How many lines in the records below contain the word "Wall"? Give only the number.

- Stored data:
>>>

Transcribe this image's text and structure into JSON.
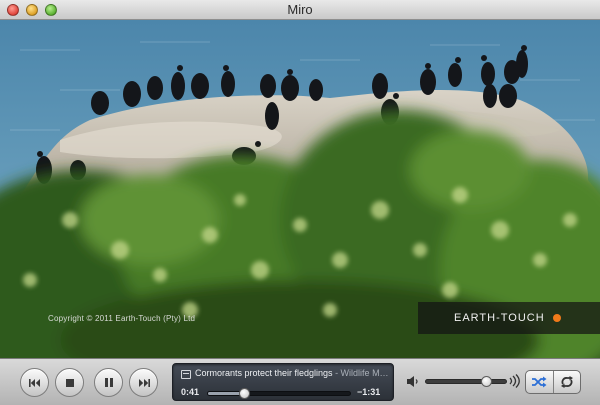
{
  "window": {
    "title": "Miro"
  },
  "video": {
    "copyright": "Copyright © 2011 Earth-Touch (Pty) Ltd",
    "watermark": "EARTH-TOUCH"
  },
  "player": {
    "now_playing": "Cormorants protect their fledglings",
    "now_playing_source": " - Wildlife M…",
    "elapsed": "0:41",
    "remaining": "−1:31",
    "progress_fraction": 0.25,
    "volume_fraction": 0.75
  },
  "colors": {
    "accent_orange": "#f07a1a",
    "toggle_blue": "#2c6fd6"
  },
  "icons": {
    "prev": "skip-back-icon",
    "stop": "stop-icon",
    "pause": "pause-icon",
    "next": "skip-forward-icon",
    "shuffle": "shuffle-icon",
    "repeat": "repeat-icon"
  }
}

<<<
>>>

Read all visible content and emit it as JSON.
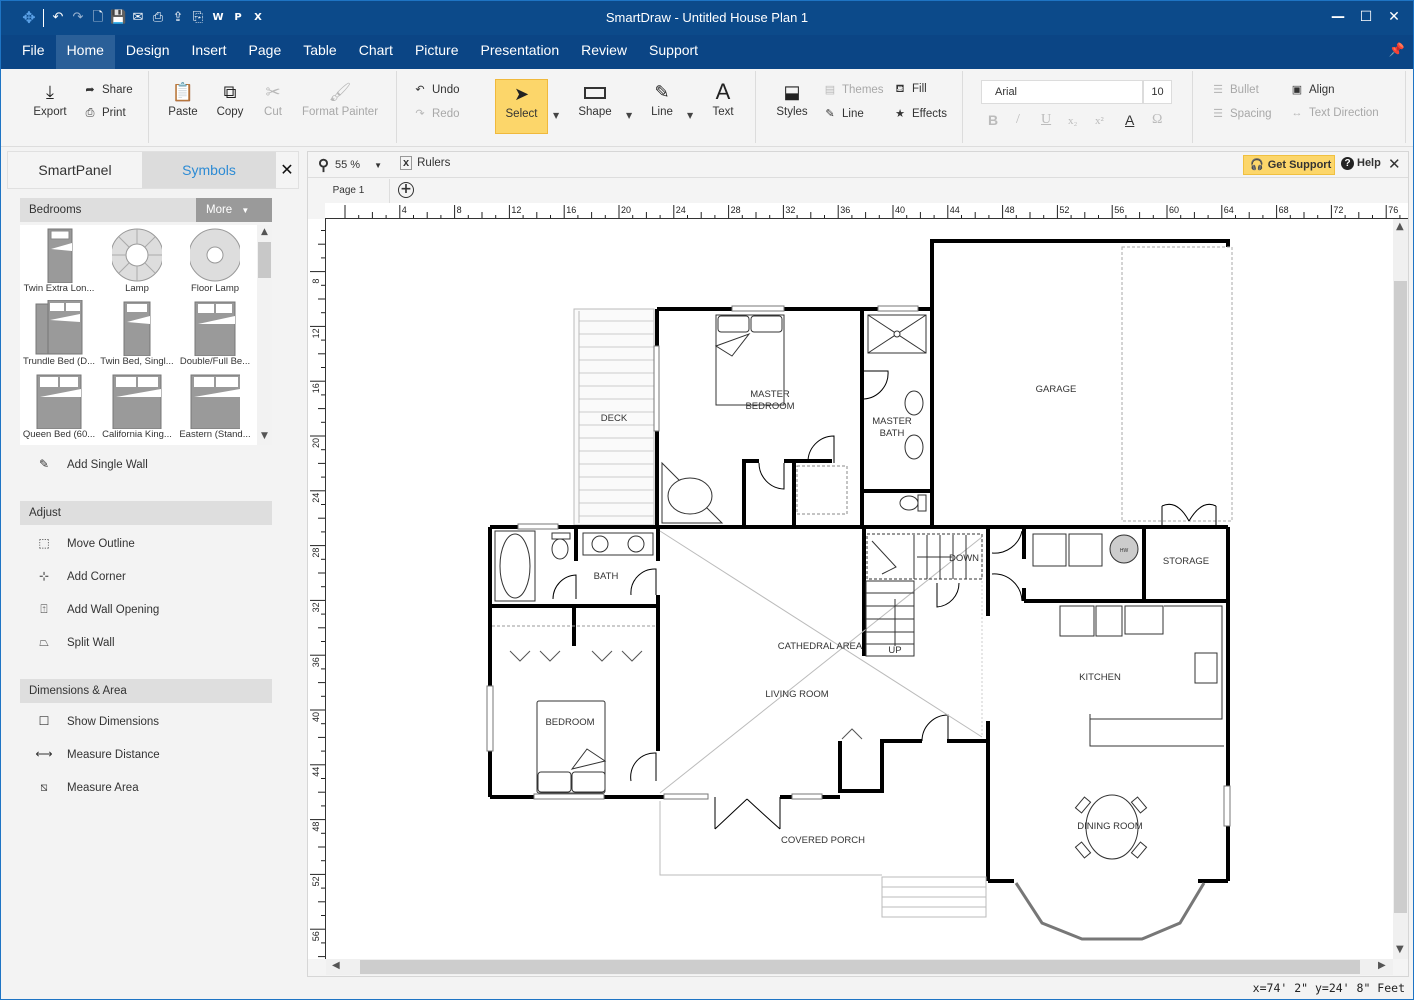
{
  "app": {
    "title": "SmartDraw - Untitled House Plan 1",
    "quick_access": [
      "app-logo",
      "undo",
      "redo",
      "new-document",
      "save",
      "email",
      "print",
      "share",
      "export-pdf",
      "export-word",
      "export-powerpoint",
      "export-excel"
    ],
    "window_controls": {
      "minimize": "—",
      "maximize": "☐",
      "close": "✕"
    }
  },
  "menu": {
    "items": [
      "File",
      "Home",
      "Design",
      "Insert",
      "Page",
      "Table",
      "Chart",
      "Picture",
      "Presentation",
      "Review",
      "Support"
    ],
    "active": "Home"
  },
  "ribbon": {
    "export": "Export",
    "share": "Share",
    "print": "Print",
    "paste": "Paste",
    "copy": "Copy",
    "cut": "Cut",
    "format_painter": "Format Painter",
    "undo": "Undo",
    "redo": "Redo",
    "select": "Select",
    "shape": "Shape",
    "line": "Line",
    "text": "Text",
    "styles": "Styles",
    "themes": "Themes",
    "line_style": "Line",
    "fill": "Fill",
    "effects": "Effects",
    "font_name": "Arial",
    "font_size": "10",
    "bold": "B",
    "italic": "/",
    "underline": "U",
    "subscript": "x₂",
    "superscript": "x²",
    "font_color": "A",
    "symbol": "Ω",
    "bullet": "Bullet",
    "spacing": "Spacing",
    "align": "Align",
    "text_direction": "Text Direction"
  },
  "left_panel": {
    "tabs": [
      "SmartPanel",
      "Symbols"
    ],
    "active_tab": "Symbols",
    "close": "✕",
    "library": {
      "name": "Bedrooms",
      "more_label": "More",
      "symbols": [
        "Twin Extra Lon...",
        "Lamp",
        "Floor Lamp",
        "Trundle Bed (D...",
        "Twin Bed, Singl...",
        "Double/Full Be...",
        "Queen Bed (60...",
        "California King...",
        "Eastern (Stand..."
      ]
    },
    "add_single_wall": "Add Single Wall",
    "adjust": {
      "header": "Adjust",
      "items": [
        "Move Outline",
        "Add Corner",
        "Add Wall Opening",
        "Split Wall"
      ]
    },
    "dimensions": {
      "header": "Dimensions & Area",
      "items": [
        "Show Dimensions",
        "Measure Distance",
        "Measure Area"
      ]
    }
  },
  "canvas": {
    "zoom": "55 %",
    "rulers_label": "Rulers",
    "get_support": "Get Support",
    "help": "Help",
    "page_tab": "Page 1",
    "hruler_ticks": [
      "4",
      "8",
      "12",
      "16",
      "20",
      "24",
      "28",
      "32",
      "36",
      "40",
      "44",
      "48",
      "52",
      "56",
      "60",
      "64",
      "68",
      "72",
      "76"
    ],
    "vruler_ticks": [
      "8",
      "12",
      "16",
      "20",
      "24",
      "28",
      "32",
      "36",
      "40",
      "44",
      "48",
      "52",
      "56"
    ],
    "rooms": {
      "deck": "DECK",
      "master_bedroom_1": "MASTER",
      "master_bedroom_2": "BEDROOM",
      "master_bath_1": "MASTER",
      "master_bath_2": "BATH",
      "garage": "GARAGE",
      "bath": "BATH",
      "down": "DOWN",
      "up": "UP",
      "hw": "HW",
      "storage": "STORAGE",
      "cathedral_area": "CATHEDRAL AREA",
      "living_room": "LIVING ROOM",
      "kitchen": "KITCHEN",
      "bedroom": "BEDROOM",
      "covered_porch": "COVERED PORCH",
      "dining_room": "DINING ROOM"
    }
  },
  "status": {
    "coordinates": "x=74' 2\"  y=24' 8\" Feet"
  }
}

<<<

- Solution to this problem: 3